* Instruction 1
Render the entry lines as a Markdown table with the columns "Row" and "Line", starting with the line that contains "text-line: Feddersen tav" and going on through the line that contains "text-line: paa Trappen". Leave out blank lines.

* Page
Sunday, October 19, 2025

National Shame: Many Americans don't know lyrics to the 'Happy Birthday' song

  

I want to know who I know who is included in the 27% of American adults who don't know the words to the "Happy Birthday" song. Twenty-seven percent!

According to a survey by the folks at YouGov, if you're in a room with 99 other people, 27 of them don't know the words to the best-known song in America.

Do they think it's too complicated? ("Do I sing, 'Happy birthday to you' two or three times before saying 'Dear'?") Do they get confused by the words? ("Is it Earth Day or birthday?") Have they never been to a birthday party? Are they Jehovah's Witnesses?

Confounding. But if you're the songwriter of the "Birthday Song," take solace (which may be difficult, because the writer of the song – which is part of the public domain – surely died decades ago): It's the best-known song in America in terms of people being comfortable that they know most or all of the words, edging out "Jingle Bells" for that honor.

* Instruction 2
Reproduce the passage from the article on the "Happy Birthday" survey, starting with "I want to know" and going on through "they Jehovah's Witnesses?".

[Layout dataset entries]
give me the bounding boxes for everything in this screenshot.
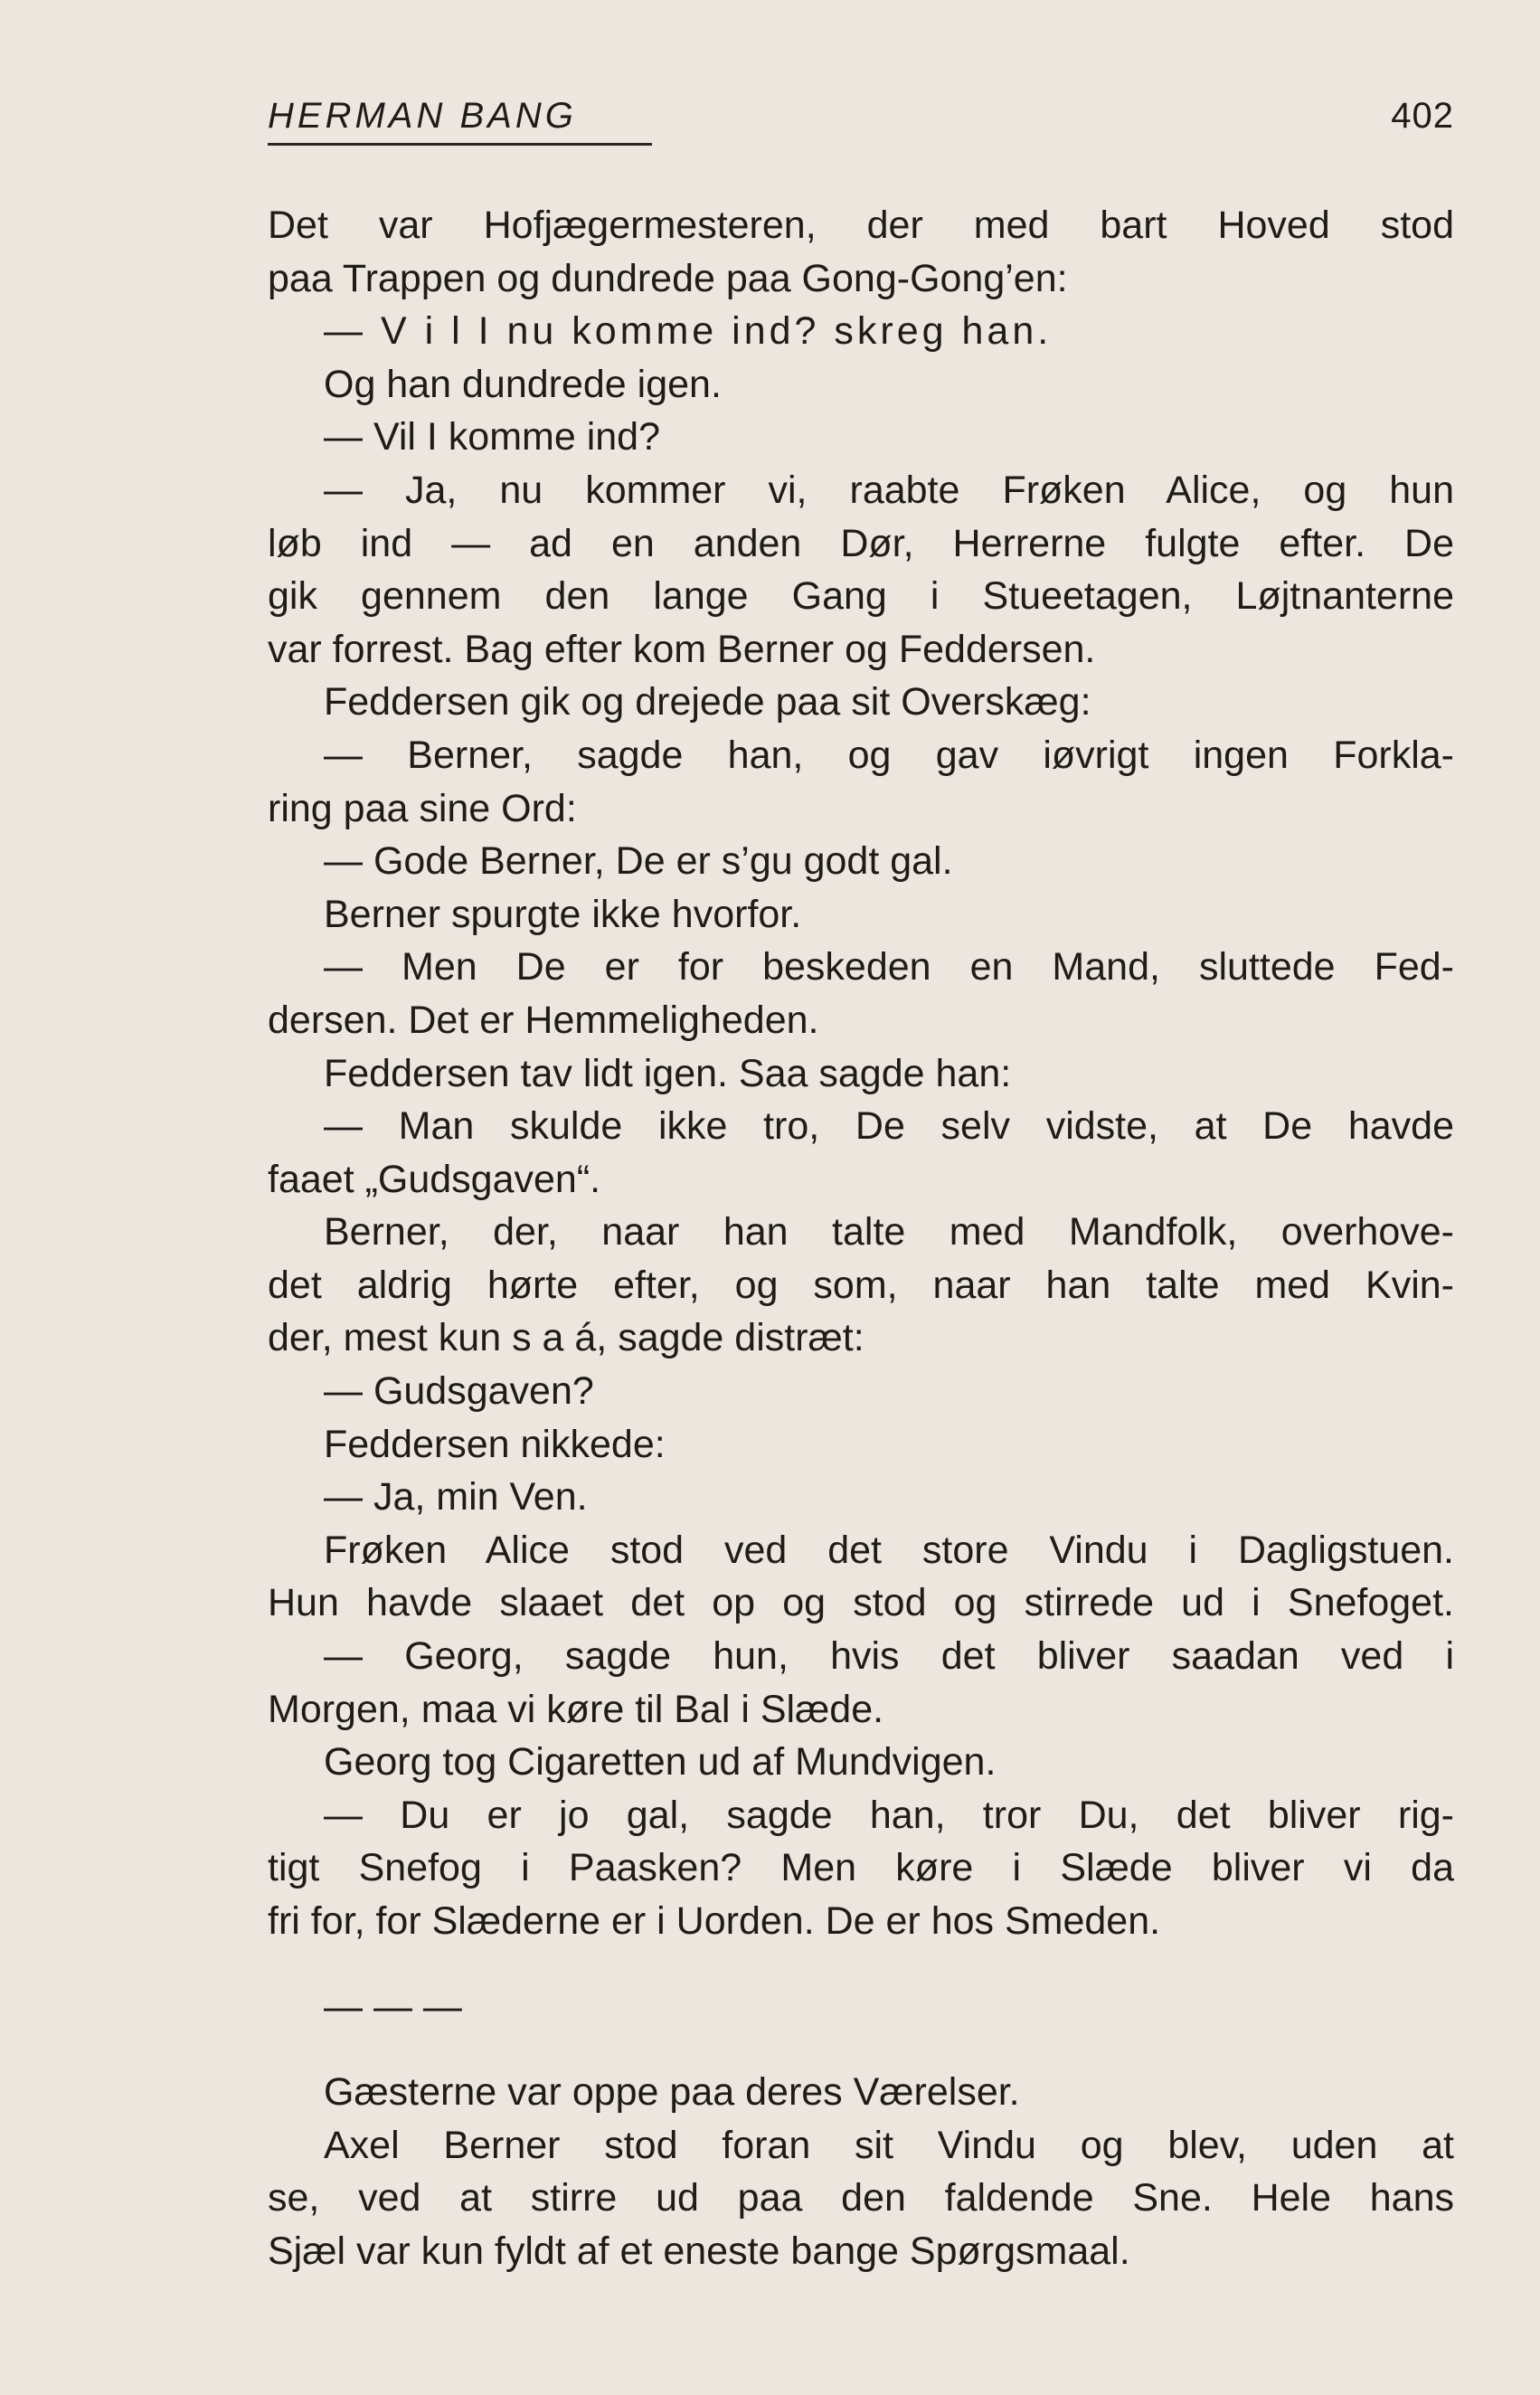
text-line: Feddersen tav lidt igen. Saa sagde han:	[324, 1051, 1012, 1095]
text-line: Axel Berner stod foran sit Vindu og blev, uden at	[324, 2123, 1454, 2167]
text-line: Berner, der, naar han talte med Mandfolk, overhove-	[324, 1210, 1454, 1254]
header-underline	[268, 143, 652, 146]
text-line: — Man skulde ikke tro, De selv vidste, at De havde	[324, 1104, 1454, 1149]
text-line: tigt Snefog i Paasken? Men køre i Slæde bliver vi da	[268, 1846, 1454, 1890]
text-line: Feddersen nikkede:	[324, 1422, 666, 1466]
text-line: der, mest kun s a á, sagde distræt:	[268, 1316, 864, 1360]
text-line: det aldrig hørte efter, og som, naar han talte med Kvin-	[268, 1263, 1454, 1307]
text-line: faaet „Gudsgaven“.	[268, 1157, 601, 1201]
text-line: — Ja, nu kommer vi, raabte Frøken Alice, og hun	[324, 468, 1454, 512]
text-line: paa Trappen og dundrede paa Gong-Gong’en:	[268, 256, 1068, 300]
text-line: Morgen, maa vi køre til Bal i Slæde.	[268, 1687, 884, 1731]
text-line: ring paa sine Ord:	[268, 786, 577, 830]
running-title: HERMAN BANG	[268, 96, 577, 136]
text-line: Georg tog Cigaretten ud af Mundvigen.	[324, 1740, 997, 1784]
section-gap	[268, 1948, 1454, 1981]
text-line: — Berner, sagde han, og gav iøvrigt ingen Forkla-	[324, 733, 1454, 777]
text-line: — Du er jo gal, sagde han, tror Du, det bliver rig-	[324, 1793, 1454, 1837]
page-number: 402	[1391, 96, 1454, 136]
text-line: Berner spurgte ikke hvorfor.	[324, 892, 802, 936]
text-line: Gæsterne var oppe paa deres Værelser.	[324, 2070, 1020, 2115]
text-line: løb ind — ad en anden Dør, Herrerne fulgte efter. De	[268, 521, 1454, 565]
text-line: Sjæl var kun fyldt af et eneste bange Spørgsmaal.	[268, 2229, 1130, 2273]
text-line: — Men De er for beskeden en Mand, sluttede Fed-	[324, 945, 1454, 989]
text-line: Og han dundrede igen.	[324, 362, 722, 406]
text-line: se, ved at stirre ud paa den faldende Sne. Hele hans	[268, 2176, 1454, 2220]
text-line: — Georg, sagde hun, hvis det bliver saadan ved i	[324, 1634, 1454, 1679]
text-line: gik gennem den lange Gang i Stueetagen, Løjtnanterne	[268, 574, 1454, 619]
running-head	[268, 90, 1454, 148]
text-line: var forrest. Bag efter kom Berner og Feddersen.	[268, 627, 1096, 671]
section-break: — — —	[324, 1984, 462, 2029]
body-text	[268, 199, 1454, 2278]
text-line: Feddersen gik og drejede paa sit Overskæg:	[324, 680, 1091, 724]
text-line: — V i l I nu komme ind? skreg han.	[324, 309, 1053, 354]
text-line: Det var Hofjægermesteren, der med bart Hoved stod	[268, 204, 1454, 247]
section-gap	[268, 2033, 1454, 2066]
text-line: fri for, for Slæderne er i Uorden. De er hos Smeden.	[268, 1899, 1161, 1943]
text-line: Hun havde slaaet det op og stod og stirrede ud i Snefoget.	[268, 1581, 1454, 1625]
text-line: — Ja, min Ven.	[324, 1475, 588, 1519]
text-line: — Gode Berner, De er s’gu godt gal.	[324, 839, 953, 884]
text-line: — Vil I komme ind?	[324, 415, 661, 459]
text-line: dersen. Det er Hemmeligheden.	[268, 998, 819, 1042]
text-line: Frøken Alice stod ved det store Vindu i Dagligstuen.	[324, 1528, 1454, 1572]
text-line: — Gudsgaven?	[324, 1369, 594, 1414]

* Complete response 1
| Row | Line |
|---|---|
| 1 | text-line: Feddersen tav lidt igen. Saa sagde han:	[324, 1051, 1012, 1095] |
| 2 | text-line: Axel Berner stod foran sit Vindu og blev, uden at	[324, 2123, 1454, 2167] |
| 3 | text-line: Berner, der, naar han talte med Mandfolk, overhove-	[324, 1210, 1454, 1254] |
| 4 | header-underline	[268, 143, 652, 146] |
| 5 | text-line: — Man skulde ikke tro, De selv vidste, at De havde	[324, 1104, 1454, 1149] |
| 6 | text-line: tigt Snefog i Paasken? Men køre i Slæde bliver vi da	[268, 1846, 1454, 1890] |
| 7 | text-line: Feddersen nikkede:	[324, 1422, 666, 1466] |
| 8 | text-line: der, mest kun s a á, sagde distræt:	[268, 1316, 864, 1360] |
| 9 | text-line: det aldrig hørte efter, og som, naar han talte med Kvin-	[268, 1263, 1454, 1307] |
| 10 | text-line: faaet „Gudsgaven“.	[268, 1157, 601, 1201] |
| 11 | text-line: — Ja, nu kommer vi, raabte Frøken Alice, og hun	[324, 468, 1454, 512] |
| 12 | text-line: paa Trappen og dundrede paa Gong-Gong’en:	[268, 256, 1068, 300] |

* Complete response 2
I want to know who I know who is included in the 27% of American adults who don't know the words to the "Happy Birthday" song. Twenty-seven percent!

According to a survey by the folks at YouGov, if you're in a room with 99 other people, 27 of them don't know the words to the best-known song in America.

Do they think it's too complicated? ("Do I sing, 'Happy birthday to you' two or three times before saying 'Dear'?") Do they get confused by the words? ("Is it Earth Day or birthday?") Have they never been to a birthday party? Are they Jehovah's Witnesses?